- _WORKING DATA_:
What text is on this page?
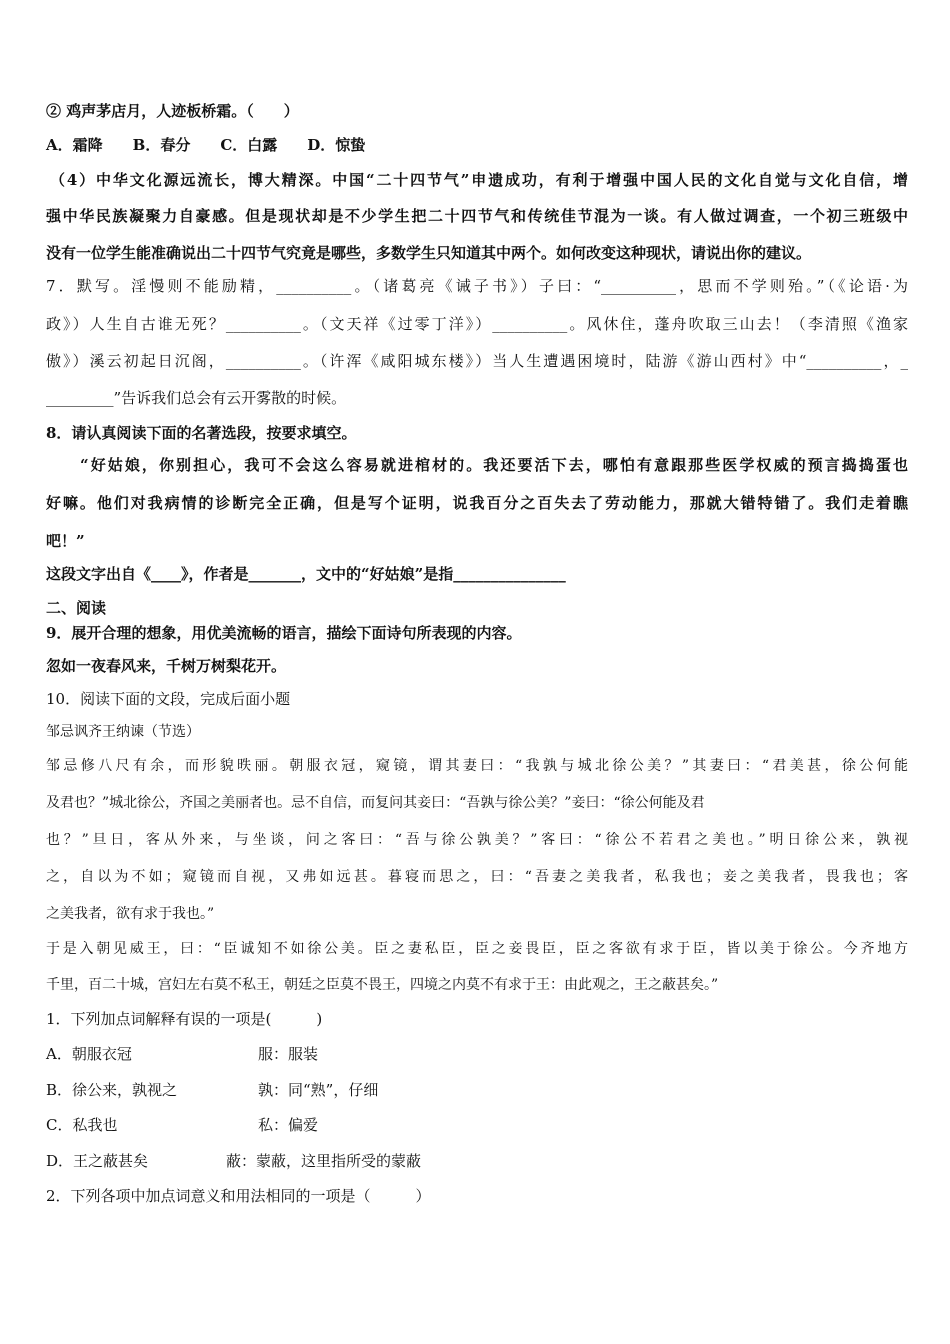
② 鸡声茅店月，人迹板桥霜。（　　）
A．霜降　　B．春分　　C．白露　　D．惊蛰
（4）中华文化源远流长，博大精深。中国“二十四节气”申遗成功，有利于增强中国人民的文化自觉与文化自信，增
强中华民族凝聚力自豪感。但是现状却是不少学生把二十四节气和传统佳节混为一谈。有人做过调查，一个初三班级中
没有一位学生能准确说出二十四节气究竟是哪些，多数学生只知道其中两个。如何改变这种现状，请说出你的建议。
7．默写。淫慢则不能励精，__________。（诸葛亮《诫子书》）子曰：“__________，思而不学则殆。”（《论语·为
政》）人生自古谁无死？__________。（文天祥《过零丁洋》）__________。风休住，蓬舟吹取三山去！（李清照《渔家
傲》）溪云初起日沉阁，__________。（许浑《咸阳城东楼》）当人生遭遇困境时，陆游《游山西村》中“__________，_
_________”告诉我们总会有云开雾散的时候。
8．请认真阅读下面的名著选段，按要求填空。
“好姑娘，你别担心，我可不会这么容易就进棺材的。我还要活下去，哪怕有意跟那些医学权威的预言捣捣蛋也
好嘛。他们对我病情的诊断完全正确，但是写个证明，说我百分之百失去了劳动能力，那就大错特错了。我们走着瞧
吧！”
这段文字出自《____》，作者是_______，文中的“好姑娘”是指_______________
二、阅读
9．展开合理的想象，用优美流畅的语言，描绘下面诗句所表现的内容。
忽如一夜春风来，千树万树梨花开。
10．阅读下面的文段，完成后面小题
邹忌讽齐王纳谏（节选）
邹忌修八尺有余，而形貌昳丽。朝服衣冠，窥镜，谓其妻曰：“我孰与城北徐公美？”其妻曰：“君美甚，徐公何能
及君也？”城北徐公，齐国之美丽者也。忌不自信，而复问其妾曰：“吾孰与徐公美？”妾曰：“徐公何能及君
也？”旦日，客从外来，与坐谈，问之客曰：“吾与徐公孰美？”客曰：“徐公不若君之美也。”明日徐公来，孰视
之，自以为不如；窥镜而自视，又弗如远甚。暮寝而思之，曰：“吾妻之美我者，私我也；妾之美我者，畏我也；客
之美我者，欲有求于我也。”
于是入朝见威王，曰：“臣诚知不如徐公美。臣之妻私臣，臣之妾畏臣，臣之客欲有求于臣，皆以美于徐公。今齐地方
千里，百二十城，宫妇左右莫不私王，朝廷之臣莫不畏王，四境之内莫不有求于王：由此观之，王之蔽甚矣。”
1．下列加点词解释有误的一项是(　　　)
A．朝服衣冠	服：服装
B．徐公来，孰视之	孰：同“熟”，仔细
C．私我也	私：偏爱
D．王之蔽甚矣	蔽：蒙蔽，这里指所受的蒙蔽
2．下列各项中加点词意义和用法相同的一项是（　　　）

- _YOUR INSTRUCTIONS_:
Show all lines in the entries above where the word "王之蔽甚矣" appears.

- _COMPLETE OUTPUT_:
千里，百二十城，宫妇左右莫不私王，朝廷之臣莫不畏王，四境之内莫不有求于王：由此观之，王之蔽甚矣。”
D．王之蔽甚矣	蔽：蒙蔽，这里指所受的蒙蔽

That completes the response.